▶ [Input]
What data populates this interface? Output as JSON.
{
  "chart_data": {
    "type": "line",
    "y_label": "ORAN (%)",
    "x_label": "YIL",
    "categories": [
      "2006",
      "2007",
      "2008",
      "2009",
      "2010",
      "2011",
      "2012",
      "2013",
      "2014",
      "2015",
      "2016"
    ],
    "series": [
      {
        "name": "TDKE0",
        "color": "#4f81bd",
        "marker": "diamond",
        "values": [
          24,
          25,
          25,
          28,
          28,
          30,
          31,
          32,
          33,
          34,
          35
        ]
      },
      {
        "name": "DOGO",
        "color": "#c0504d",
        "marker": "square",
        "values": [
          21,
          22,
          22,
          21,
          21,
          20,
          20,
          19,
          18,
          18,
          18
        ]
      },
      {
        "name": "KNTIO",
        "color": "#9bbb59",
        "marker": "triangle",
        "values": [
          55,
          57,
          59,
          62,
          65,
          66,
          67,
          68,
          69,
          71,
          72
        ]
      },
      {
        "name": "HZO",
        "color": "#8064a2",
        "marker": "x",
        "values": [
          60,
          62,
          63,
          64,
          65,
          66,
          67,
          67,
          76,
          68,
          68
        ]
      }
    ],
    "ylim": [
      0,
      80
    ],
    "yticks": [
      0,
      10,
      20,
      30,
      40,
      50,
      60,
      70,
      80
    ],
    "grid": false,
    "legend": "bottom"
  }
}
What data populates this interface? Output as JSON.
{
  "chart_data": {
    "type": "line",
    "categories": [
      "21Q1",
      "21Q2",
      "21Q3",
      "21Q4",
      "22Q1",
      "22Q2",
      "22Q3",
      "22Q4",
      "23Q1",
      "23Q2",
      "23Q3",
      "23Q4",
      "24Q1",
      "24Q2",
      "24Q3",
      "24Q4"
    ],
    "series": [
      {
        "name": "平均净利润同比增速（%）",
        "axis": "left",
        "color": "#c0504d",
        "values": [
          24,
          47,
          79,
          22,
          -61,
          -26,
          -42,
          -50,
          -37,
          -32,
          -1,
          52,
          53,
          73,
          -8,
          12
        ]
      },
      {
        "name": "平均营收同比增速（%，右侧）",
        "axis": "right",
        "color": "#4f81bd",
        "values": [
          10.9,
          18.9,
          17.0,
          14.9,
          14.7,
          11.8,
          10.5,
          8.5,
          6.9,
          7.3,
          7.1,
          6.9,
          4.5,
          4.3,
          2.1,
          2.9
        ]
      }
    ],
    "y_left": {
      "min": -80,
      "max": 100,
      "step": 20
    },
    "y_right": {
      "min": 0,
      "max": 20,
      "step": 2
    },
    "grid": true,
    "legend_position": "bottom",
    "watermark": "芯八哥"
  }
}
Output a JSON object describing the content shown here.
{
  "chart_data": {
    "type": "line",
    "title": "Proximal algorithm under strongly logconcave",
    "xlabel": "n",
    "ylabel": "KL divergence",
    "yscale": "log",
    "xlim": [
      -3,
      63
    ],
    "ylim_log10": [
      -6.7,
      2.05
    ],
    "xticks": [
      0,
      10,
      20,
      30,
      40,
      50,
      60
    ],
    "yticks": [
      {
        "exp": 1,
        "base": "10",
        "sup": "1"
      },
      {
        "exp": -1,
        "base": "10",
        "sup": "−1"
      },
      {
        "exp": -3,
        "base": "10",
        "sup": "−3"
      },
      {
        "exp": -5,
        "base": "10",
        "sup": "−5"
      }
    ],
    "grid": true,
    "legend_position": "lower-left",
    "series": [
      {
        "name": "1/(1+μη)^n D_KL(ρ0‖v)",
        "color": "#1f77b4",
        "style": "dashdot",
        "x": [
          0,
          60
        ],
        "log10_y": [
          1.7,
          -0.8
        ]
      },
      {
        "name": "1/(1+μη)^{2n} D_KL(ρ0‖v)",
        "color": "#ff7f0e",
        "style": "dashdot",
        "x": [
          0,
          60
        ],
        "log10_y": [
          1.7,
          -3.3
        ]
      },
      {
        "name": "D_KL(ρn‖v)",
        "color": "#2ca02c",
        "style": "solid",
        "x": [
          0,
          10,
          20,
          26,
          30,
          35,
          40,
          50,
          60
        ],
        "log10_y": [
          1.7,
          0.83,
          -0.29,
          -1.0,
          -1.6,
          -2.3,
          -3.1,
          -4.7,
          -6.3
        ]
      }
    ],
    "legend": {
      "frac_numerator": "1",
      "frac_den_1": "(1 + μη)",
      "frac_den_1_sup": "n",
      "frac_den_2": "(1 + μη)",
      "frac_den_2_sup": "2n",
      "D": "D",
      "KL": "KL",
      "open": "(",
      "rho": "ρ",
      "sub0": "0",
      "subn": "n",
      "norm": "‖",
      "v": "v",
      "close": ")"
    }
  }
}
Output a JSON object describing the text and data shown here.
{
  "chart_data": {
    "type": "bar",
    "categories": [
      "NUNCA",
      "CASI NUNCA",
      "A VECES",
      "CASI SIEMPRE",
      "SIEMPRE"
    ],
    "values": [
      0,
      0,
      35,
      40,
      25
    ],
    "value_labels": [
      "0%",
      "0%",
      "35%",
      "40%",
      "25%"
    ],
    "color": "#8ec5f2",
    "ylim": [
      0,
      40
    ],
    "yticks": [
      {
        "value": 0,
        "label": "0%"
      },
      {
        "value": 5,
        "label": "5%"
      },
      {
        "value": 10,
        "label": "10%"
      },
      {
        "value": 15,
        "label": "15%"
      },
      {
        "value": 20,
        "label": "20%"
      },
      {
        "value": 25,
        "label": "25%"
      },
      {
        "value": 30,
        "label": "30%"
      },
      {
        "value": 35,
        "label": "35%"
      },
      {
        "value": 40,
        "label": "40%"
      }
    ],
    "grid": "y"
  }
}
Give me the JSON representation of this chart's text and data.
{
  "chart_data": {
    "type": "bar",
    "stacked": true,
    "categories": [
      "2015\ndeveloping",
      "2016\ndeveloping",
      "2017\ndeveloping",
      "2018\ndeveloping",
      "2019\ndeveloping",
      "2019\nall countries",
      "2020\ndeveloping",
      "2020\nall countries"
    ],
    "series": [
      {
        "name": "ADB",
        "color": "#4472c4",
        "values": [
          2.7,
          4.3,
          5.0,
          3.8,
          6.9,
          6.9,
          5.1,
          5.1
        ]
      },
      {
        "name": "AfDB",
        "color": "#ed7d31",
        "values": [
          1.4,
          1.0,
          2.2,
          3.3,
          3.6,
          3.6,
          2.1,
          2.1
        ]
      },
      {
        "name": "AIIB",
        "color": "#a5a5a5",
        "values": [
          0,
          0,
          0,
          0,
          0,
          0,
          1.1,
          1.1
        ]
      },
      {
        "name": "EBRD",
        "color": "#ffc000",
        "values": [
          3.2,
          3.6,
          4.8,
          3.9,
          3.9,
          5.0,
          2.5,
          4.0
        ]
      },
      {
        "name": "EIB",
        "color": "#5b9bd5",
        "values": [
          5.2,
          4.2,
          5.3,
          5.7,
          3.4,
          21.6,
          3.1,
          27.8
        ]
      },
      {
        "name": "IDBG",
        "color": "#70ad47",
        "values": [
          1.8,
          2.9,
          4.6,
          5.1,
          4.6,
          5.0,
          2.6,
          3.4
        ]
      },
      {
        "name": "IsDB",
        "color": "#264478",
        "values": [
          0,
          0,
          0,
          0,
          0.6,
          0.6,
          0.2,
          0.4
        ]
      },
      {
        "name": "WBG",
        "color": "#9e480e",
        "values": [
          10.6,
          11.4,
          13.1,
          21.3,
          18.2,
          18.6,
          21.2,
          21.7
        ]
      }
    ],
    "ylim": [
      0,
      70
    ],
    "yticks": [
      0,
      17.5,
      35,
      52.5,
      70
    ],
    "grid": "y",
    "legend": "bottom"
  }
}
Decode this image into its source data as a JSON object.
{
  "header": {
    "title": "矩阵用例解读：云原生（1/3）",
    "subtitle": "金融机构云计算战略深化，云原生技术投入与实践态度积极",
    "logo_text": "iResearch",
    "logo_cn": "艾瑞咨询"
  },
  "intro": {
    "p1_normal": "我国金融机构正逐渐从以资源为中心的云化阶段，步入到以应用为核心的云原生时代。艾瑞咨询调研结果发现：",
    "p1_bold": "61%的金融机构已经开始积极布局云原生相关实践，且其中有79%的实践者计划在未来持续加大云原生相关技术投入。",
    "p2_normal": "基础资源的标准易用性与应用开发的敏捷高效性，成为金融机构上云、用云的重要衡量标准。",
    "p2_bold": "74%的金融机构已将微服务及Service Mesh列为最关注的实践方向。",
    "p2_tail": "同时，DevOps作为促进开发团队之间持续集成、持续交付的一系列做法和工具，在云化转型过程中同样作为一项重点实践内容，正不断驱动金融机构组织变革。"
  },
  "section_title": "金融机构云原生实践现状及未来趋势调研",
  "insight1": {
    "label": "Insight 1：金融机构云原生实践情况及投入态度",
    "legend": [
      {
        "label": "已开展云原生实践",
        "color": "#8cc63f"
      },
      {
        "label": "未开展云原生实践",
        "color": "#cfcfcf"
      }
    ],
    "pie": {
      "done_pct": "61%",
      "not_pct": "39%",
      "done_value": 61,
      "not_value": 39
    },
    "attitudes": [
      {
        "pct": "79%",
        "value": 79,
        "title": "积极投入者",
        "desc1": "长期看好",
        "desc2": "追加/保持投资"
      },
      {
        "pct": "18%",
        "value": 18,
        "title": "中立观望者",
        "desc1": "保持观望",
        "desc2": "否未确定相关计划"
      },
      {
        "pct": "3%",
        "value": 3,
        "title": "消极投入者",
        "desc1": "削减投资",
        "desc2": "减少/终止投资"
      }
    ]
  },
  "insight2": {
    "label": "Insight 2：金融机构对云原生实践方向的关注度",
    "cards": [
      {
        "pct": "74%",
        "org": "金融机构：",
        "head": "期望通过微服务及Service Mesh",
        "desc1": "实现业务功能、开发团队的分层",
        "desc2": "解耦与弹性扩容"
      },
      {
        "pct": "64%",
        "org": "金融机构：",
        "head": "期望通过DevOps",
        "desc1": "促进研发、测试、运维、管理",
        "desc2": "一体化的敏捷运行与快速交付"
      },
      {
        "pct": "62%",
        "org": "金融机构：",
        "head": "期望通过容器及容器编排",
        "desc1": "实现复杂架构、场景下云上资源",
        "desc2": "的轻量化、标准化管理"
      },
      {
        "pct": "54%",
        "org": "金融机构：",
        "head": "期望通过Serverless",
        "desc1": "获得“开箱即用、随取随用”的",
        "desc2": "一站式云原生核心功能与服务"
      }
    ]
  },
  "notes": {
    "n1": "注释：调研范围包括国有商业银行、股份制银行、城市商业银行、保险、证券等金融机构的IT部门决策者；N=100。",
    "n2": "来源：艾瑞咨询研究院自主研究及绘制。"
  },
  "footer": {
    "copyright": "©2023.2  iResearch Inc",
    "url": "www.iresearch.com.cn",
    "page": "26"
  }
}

▶ [What is needed]
Among the entries above, how many lines hold the string "object"? Respond with nothing but the number.

▶ [In response]
3